Data provided »
** START **
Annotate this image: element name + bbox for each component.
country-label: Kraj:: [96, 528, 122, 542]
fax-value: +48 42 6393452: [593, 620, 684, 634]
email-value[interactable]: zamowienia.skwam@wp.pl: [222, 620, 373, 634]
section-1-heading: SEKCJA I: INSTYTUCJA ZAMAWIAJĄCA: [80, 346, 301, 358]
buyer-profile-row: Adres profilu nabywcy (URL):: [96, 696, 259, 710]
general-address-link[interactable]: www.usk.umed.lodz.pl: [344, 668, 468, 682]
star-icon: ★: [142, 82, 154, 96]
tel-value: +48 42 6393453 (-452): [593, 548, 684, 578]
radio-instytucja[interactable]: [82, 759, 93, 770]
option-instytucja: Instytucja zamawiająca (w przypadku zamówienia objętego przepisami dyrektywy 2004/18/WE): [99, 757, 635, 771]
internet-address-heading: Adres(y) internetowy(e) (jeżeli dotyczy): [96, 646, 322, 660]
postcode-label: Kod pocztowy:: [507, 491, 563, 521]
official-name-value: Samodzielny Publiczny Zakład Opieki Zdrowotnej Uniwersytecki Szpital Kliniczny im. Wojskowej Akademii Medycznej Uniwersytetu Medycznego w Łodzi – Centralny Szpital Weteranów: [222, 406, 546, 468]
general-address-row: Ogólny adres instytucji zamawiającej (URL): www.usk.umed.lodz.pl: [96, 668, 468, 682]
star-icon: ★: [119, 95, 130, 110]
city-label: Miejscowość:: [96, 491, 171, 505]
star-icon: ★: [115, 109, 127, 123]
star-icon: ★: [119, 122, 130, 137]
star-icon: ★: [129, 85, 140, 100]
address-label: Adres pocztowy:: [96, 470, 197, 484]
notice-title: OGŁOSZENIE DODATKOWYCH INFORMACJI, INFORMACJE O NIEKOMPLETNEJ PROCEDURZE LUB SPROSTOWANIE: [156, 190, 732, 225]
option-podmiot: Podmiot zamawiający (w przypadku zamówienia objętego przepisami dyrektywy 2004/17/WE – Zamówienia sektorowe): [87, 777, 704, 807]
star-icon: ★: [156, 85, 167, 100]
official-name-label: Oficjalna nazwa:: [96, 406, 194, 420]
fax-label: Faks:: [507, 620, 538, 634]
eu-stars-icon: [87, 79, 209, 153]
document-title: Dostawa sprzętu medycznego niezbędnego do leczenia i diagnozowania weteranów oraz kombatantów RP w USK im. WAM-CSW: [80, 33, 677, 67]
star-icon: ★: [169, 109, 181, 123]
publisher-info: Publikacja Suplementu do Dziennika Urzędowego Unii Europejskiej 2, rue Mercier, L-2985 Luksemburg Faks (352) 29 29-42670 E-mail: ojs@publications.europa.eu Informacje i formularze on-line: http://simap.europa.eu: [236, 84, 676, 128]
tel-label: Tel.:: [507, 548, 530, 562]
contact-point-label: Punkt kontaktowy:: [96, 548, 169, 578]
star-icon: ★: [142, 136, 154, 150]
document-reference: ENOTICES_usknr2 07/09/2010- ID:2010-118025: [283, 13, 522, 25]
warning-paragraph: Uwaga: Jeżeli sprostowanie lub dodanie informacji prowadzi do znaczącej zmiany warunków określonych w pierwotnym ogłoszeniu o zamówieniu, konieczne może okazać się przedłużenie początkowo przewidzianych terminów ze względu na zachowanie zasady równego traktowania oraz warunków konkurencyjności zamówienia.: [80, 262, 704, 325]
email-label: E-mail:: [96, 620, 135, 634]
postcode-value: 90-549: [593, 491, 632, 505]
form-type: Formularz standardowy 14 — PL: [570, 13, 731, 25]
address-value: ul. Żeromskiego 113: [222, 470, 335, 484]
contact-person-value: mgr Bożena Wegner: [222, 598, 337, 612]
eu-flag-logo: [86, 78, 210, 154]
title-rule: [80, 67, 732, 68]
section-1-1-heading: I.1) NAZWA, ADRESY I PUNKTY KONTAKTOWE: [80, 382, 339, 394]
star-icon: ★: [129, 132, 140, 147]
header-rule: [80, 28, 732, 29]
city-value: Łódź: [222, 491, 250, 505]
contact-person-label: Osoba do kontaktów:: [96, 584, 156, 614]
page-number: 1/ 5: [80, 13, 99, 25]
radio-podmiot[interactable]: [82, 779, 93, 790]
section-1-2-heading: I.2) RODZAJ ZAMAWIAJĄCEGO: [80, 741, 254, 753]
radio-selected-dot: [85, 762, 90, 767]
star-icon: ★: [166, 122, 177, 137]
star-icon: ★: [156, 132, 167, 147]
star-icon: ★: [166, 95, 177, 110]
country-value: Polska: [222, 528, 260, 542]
** END **
Rename every occurrence of "star-icon" in the items above to "flag-star", and reproduce all of the lines with everything else unchanged.

Annotate this image: element name + bbox for each component.
country-label: Kraj:: [96, 528, 122, 542]
fax-value: +48 42 6393452: [593, 620, 684, 634]
email-value[interactable]: zamowienia.skwam@wp.pl: [222, 620, 373, 634]
section-1-heading: SEKCJA I: INSTYTUCJA ZAMAWIAJĄCA: [80, 346, 301, 358]
buyer-profile-row: Adres profilu nabywcy (URL):: [96, 696, 259, 710]
general-address-link[interactable]: www.usk.umed.lodz.pl: [344, 668, 468, 682]
flag-star: ★: [142, 82, 154, 96]
tel-value: +48 42 6393453 (-452): [593, 548, 684, 578]
radio-instytucja[interactable]: [82, 759, 93, 770]
option-instytucja: Instytucja zamawiająca (w przypadku zamówienia objętego przepisami dyrektywy 2004/18/WE): [99, 757, 635, 771]
internet-address-heading: Adres(y) internetowy(e) (jeżeli dotyczy): [96, 646, 322, 660]
postcode-label: Kod pocztowy:: [507, 491, 563, 521]
official-name-value: Samodzielny Publiczny Zakład Opieki Zdrowotnej Uniwersytecki Szpital Kliniczny im. Wojskowej Akademii Medycznej Uniwersytetu Medycznego w Łodzi – Centralny Szpital Weteranów: [222, 406, 546, 468]
general-address-row: Ogólny adres instytucji zamawiającej (URL): www.usk.umed.lodz.pl: [96, 668, 468, 682]
flag-star: ★: [119, 95, 130, 110]
city-label: Miejscowość:: [96, 491, 171, 505]
flag-star: ★: [115, 109, 127, 123]
flag-star: ★: [119, 122, 130, 137]
flag-star: ★: [129, 85, 140, 100]
address-label: Adres pocztowy:: [96, 470, 197, 484]
notice-title: OGŁOSZENIE DODATKOWYCH INFORMACJI, INFORMACJE O NIEKOMPLETNEJ PROCEDURZE LUB SPROSTOWANIE: [156, 190, 732, 225]
option-podmiot: Podmiot zamawiający (w przypadku zamówienia objętego przepisami dyrektywy 2004/17/WE – Zamówienia sektorowe): [87, 777, 704, 807]
flag-star: ★: [156, 85, 167, 100]
official-name-label: Oficjalna nazwa:: [96, 406, 194, 420]
fax-label: Faks:: [507, 620, 538, 634]
eu-stars-icon: [87, 79, 209, 153]
document-title: Dostawa sprzętu medycznego niezbędnego do leczenia i diagnozowania weteranów oraz kombatantów RP w USK im. WAM-CSW: [80, 33, 677, 67]
flag-star: ★: [169, 109, 181, 123]
publisher-info: Publikacja Suplementu do Dziennika Urzędowego Unii Europejskiej 2, rue Mercier, L-2985 Luksemburg Faks (352) 29 29-42670 E-mail: ojs@publications.europa.eu Informacje i formularze on-line: http://simap.europa.eu: [236, 84, 676, 128]
tel-label: Tel.:: [507, 548, 530, 562]
contact-point-label: Punkt kontaktowy:: [96, 548, 169, 578]
flag-star: ★: [142, 136, 154, 150]
document-reference: ENOTICES_usknr2 07/09/2010- ID:2010-118025: [283, 13, 522, 25]
warning-paragraph: Uwaga: Jeżeli sprostowanie lub dodanie informacji prowadzi do znaczącej zmiany warunków określonych w pierwotnym ogłoszeniu o zamówieniu, konieczne może okazać się przedłużenie początkowo przewidzianych terminów ze względu na zachowanie zasady równego traktowania oraz warunków konkurencyjności zamówienia.: [80, 262, 704, 325]
email-label: E-mail:: [96, 620, 135, 634]
postcode-value: 90-549: [593, 491, 632, 505]
form-type: Formularz standardowy 14 — PL: [570, 13, 731, 25]
address-value: ul. Żeromskiego 113: [222, 470, 335, 484]
contact-person-value: mgr Bożena Wegner: [222, 598, 337, 612]
eu-flag-logo: [86, 78, 210, 154]
title-rule: [80, 67, 732, 68]
section-1-1-heading: I.1) NAZWA, ADRESY I PUNKTY KONTAKTOWE: [80, 382, 339, 394]
flag-star: ★: [129, 132, 140, 147]
header-rule: [80, 28, 732, 29]
city-value: Łódź: [222, 491, 250, 505]
contact-person-label: Osoba do kontaktów:: [96, 584, 156, 614]
page-number: 1/ 5: [80, 13, 99, 25]
radio-podmiot[interactable]: [82, 779, 93, 790]
section-1-2-heading: I.2) RODZAJ ZAMAWIAJĄCEGO: [80, 741, 254, 753]
radio-selected-dot: [85, 762, 90, 767]
flag-star: ★: [166, 122, 177, 137]
flag-star: ★: [156, 132, 167, 147]
flag-star: ★: [166, 95, 177, 110]
country-value: Polska: [222, 528, 260, 542]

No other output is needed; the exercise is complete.